Problem requirements: Return exactly the lines from the one containing "Parse this screenshot: output" through the last line of the records below, both included, and leave out any pictures.

Records for the task:
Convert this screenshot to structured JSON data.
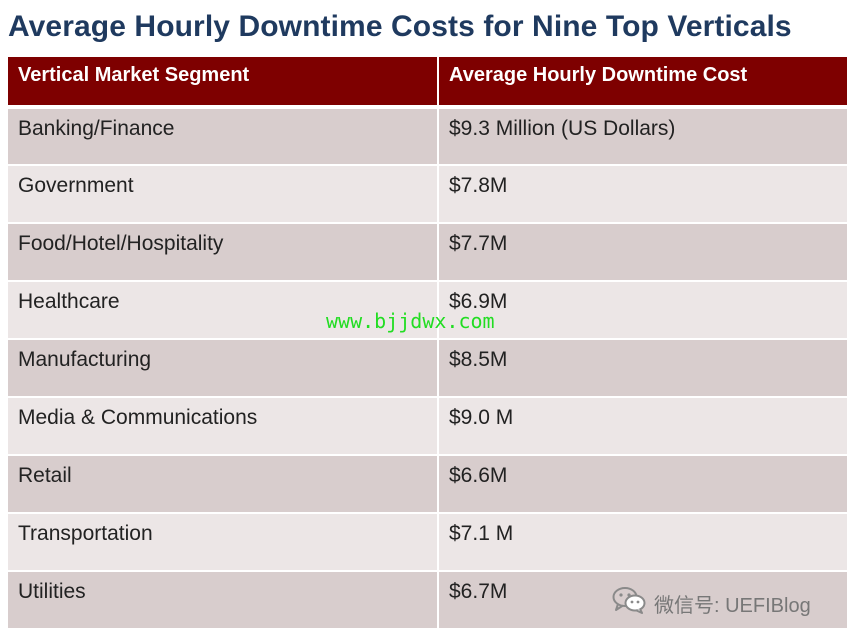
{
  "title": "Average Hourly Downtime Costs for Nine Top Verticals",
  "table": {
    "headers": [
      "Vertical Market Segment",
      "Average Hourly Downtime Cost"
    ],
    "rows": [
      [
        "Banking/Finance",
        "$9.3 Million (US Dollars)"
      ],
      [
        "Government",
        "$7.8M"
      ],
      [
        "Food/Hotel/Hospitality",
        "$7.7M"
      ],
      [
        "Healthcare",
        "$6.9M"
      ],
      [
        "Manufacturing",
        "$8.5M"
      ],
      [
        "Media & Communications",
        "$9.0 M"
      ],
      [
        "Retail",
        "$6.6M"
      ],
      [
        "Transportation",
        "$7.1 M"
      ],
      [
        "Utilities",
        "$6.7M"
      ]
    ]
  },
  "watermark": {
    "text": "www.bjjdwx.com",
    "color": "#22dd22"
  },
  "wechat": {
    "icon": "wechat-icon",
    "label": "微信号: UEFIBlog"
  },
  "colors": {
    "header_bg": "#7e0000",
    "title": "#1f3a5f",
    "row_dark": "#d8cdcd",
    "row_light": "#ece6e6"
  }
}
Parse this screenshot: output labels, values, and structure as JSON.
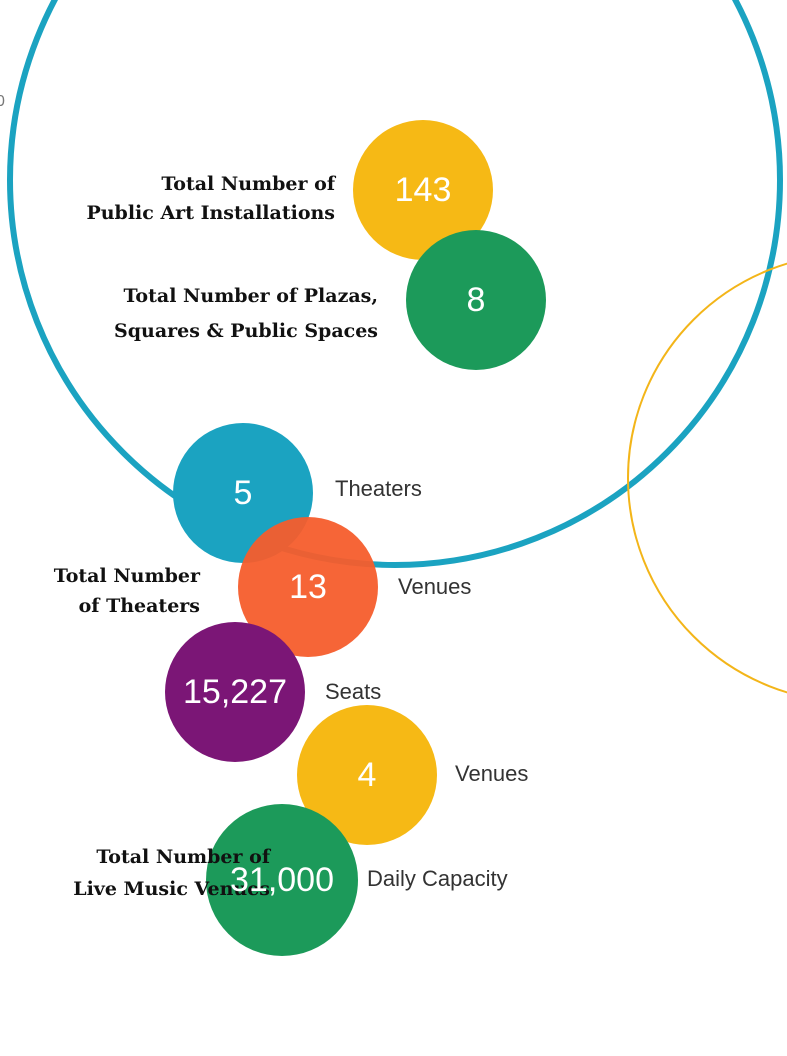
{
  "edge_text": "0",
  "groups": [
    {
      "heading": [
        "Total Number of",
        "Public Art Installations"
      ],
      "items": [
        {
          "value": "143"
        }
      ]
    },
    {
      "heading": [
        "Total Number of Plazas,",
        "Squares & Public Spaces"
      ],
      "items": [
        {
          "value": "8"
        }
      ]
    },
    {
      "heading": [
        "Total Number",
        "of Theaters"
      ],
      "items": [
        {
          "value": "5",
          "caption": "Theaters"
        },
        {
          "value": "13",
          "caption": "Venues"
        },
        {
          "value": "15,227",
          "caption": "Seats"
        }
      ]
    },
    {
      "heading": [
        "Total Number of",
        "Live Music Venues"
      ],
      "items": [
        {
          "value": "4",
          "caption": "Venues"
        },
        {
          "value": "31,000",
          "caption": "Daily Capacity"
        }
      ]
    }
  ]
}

Exercise solution:
Parse this screenshot: output labels, values, and structure as JSON.
{
  "edge_text": "0",
  "groups": [
    {
      "heading": [
        "Total Number of",
        "Public Art Installations"
      ],
      "items": [
        {
          "value": "143"
        }
      ]
    },
    {
      "heading": [
        "Total Number of Plazas,",
        "Squares & Public Spaces"
      ],
      "items": [
        {
          "value": "8"
        }
      ]
    },
    {
      "heading": [
        "Total Number",
        "of Theaters"
      ],
      "items": [
        {
          "value": "5",
          "caption": "Theaters"
        },
        {
          "value": "13",
          "caption": "Venues"
        },
        {
          "value": "15,227",
          "caption": "Seats"
        }
      ]
    },
    {
      "heading": [
        "Total Number of",
        "Live Music Venues"
      ],
      "items": [
        {
          "value": "4",
          "caption": "Venues"
        },
        {
          "value": "31,000",
          "caption": "Daily Capacity"
        }
      ]
    }
  ]
}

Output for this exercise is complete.